** GOAL OF THE EXERCISE **
Can the data below be set down again exactly, line for line?

** GIVEN RECORDS **

******************************

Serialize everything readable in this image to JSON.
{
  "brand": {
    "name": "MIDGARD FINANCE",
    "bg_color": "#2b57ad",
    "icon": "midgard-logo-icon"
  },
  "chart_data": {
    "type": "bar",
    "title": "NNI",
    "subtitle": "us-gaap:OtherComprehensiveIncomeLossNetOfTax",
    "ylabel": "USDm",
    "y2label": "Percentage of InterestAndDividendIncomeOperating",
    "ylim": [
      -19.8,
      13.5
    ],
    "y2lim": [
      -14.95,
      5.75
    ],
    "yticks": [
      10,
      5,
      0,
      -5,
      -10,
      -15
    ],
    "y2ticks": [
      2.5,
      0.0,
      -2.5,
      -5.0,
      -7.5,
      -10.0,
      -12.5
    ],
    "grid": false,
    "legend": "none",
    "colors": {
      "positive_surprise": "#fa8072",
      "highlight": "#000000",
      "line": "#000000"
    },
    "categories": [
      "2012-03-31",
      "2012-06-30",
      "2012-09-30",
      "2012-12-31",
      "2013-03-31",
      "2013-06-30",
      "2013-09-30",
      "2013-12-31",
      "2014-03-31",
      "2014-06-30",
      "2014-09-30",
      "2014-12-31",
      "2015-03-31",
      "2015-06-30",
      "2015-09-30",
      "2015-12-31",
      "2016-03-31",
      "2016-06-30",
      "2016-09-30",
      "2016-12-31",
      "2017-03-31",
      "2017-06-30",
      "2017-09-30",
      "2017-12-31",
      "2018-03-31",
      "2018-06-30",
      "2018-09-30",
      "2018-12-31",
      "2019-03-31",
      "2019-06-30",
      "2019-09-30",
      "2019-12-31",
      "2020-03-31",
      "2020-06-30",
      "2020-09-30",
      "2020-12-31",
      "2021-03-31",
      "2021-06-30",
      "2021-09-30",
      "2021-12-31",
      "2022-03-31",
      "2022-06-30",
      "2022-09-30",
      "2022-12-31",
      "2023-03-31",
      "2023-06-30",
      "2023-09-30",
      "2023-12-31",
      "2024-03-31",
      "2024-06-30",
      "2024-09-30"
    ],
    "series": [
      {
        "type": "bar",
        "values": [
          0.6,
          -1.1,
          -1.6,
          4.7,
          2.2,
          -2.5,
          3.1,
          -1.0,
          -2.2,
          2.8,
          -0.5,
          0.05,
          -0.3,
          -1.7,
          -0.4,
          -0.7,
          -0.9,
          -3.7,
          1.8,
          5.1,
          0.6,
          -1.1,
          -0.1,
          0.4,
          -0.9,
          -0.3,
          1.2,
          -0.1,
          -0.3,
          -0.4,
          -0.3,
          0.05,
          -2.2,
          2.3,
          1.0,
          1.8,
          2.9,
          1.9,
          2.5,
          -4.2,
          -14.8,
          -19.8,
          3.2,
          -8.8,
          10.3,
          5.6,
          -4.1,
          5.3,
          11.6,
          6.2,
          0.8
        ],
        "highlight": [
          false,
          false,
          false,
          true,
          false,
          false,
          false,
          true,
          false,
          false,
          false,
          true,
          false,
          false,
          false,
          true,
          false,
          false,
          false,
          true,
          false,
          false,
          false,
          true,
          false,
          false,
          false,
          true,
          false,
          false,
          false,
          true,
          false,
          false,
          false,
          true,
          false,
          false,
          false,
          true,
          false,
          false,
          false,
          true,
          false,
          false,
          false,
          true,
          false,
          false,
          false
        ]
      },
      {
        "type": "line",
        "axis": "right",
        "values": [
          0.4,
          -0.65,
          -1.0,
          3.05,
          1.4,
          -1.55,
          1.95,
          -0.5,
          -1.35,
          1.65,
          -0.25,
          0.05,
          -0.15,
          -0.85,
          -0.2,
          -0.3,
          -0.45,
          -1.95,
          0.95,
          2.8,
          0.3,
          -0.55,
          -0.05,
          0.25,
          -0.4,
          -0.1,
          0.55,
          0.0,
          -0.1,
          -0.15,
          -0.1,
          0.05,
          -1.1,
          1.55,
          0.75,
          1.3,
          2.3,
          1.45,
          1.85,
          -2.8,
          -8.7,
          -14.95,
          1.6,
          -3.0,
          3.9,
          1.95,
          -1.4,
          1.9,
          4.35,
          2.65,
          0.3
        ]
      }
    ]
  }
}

******************************

** COMPLETED EXERCISE **
Serialize everything readable in this image to JSON.
{
  "brand": {
    "name": "MIDGARD FINANCE",
    "bg_color": "#2b57ad",
    "icon": "midgard-logo-icon"
  },
  "chart_data": {
    "type": "bar",
    "title": "NNI",
    "subtitle": "us-gaap:OtherComprehensiveIncomeLossNetOfTax",
    "ylabel": "USDm",
    "y2label": "Percentage of InterestAndDividendIncomeOperating",
    "ylim": [
      -19.8,
      13.5
    ],
    "y2lim": [
      -14.95,
      5.75
    ],
    "yticks": [
      10,
      5,
      0,
      -5,
      -10,
      -15
    ],
    "y2ticks": [
      2.5,
      0.0,
      -2.5,
      -5.0,
      -7.5,
      -10.0,
      -12.5
    ],
    "grid": false,
    "legend": "none",
    "colors": {
      "positive_surprise": "#fa8072",
      "highlight": "#000000",
      "line": "#000000"
    },
    "categories": [
      "2012-03-31",
      "2012-06-30",
      "2012-09-30",
      "2012-12-31",
      "2013-03-31",
      "2013-06-30",
      "2013-09-30",
      "2013-12-31",
      "2014-03-31",
      "2014-06-30",
      "2014-09-30",
      "2014-12-31",
      "2015-03-31",
      "2015-06-30",
      "2015-09-30",
      "2015-12-31",
      "2016-03-31",
      "2016-06-30",
      "2016-09-30",
      "2016-12-31",
      "2017-03-31",
      "2017-06-30",
      "2017-09-30",
      "2017-12-31",
      "2018-03-31",
      "2018-06-30",
      "2018-09-30",
      "2018-12-31",
      "2019-03-31",
      "2019-06-30",
      "2019-09-30",
      "2019-12-31",
      "2020-03-31",
      "2020-06-30",
      "2020-09-30",
      "2020-12-31",
      "2021-03-31",
      "2021-06-30",
      "2021-09-30",
      "2021-12-31",
      "2022-03-31",
      "2022-06-30",
      "2022-09-30",
      "2022-12-31",
      "2023-03-31",
      "2023-06-30",
      "2023-09-30",
      "2023-12-31",
      "2024-03-31",
      "2024-06-30",
      "2024-09-30"
    ],
    "series": [
      {
        "type": "bar",
        "values": [
          0.6,
          -1.1,
          -1.6,
          4.7,
          2.2,
          -2.5,
          3.1,
          -1.0,
          -2.2,
          2.8,
          -0.5,
          0.05,
          -0.3,
          -1.7,
          -0.4,
          -0.7,
          -0.9,
          -3.7,
          1.8,
          5.1,
          0.6,
          -1.1,
          -0.1,
          0.4,
          -0.9,
          -0.3,
          1.2,
          -0.1,
          -0.3,
          -0.4,
          -0.3,
          0.05,
          -2.2,
          2.3,
          1.0,
          1.8,
          2.9,
          1.9,
          2.5,
          -4.2,
          -14.8,
          -19.8,
          3.2,
          -8.8,
          10.3,
          5.6,
          -4.1,
          5.3,
          11.6,
          6.2,
          0.8
        ],
        "highlight": [
          false,
          false,
          false,
          true,
          false,
          false,
          false,
          true,
          false,
          false,
          false,
          true,
          false,
          false,
          false,
          true,
          false,
          false,
          false,
          true,
          false,
          false,
          false,
          true,
          false,
          false,
          false,
          true,
          false,
          false,
          false,
          true,
          false,
          false,
          false,
          true,
          false,
          false,
          false,
          true,
          false,
          false,
          false,
          true,
          false,
          false,
          false,
          true,
          false,
          false,
          false
        ]
      },
      {
        "type": "line",
        "axis": "right",
        "values": [
          0.4,
          -0.65,
          -1.0,
          3.05,
          1.4,
          -1.55,
          1.95,
          -0.5,
          -1.35,
          1.65,
          -0.25,
          0.05,
          -0.15,
          -0.85,
          -0.2,
          -0.3,
          -0.45,
          -1.95,
          0.95,
          2.8,
          0.3,
          -0.55,
          -0.05,
          0.25,
          -0.4,
          -0.1,
          0.55,
          0.0,
          -0.1,
          -0.15,
          -0.1,
          0.05,
          -1.1,
          1.55,
          0.75,
          1.3,
          2.3,
          1.45,
          1.85,
          -2.8,
          -8.7,
          -14.95,
          1.6,
          -3.0,
          3.9,
          1.95,
          -1.4,
          1.9,
          4.35,
          2.65,
          0.3
        ]
      }
    ]
  }
}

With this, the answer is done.